## Short exercise
Please check the passage on churches and the Big Bang below: in what year did the Executive Council adopt the Catechism on Creation?

## Passage provided
──────────────────────────────

Ecclesiastic authorities of traditional churches have by and large embraced the Big Bang story. Pope Pius XII was enthusiastic and in a 1951 speech reviewed the scientific creation story as it then existed and concluded: " . . . Therefore, there is a Creator. Therefore, God exists!" In our own Episcopal Church in the United States, the Executive Council commissioned a committee of priests and scientists to prepare a Catechism on Creation and adopted their document in 2005. The catechism states that two essential theological principles are derived from the Bible and tradition. First that God created "out of nothing" "Before this act of creation there was, literally, no time, space, energy, or substance of any kind." The second is that "God continues to create." The catechism continues, saying: "Big Bang cosmology seems to be in tune with both the concepts of creation out of nothing and continuous creation."

──────────────────────────────

## Available data
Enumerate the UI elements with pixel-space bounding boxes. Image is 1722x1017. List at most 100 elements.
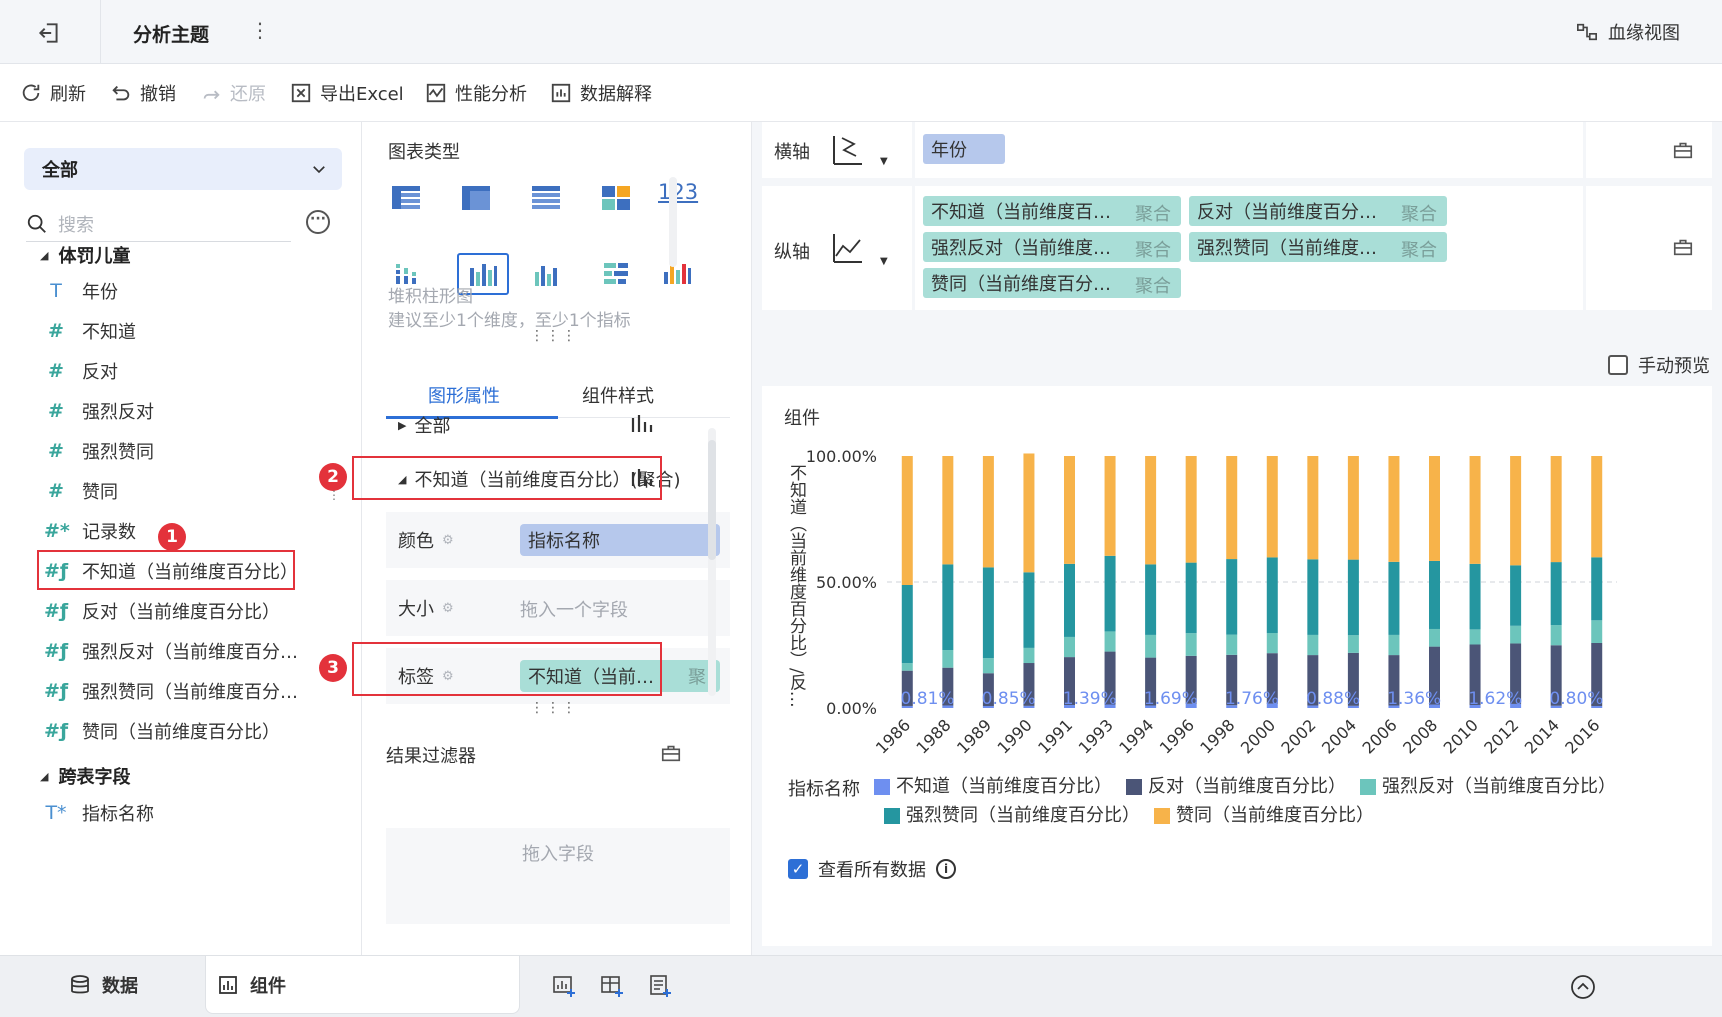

──────────────────────────────

## Right answer
2005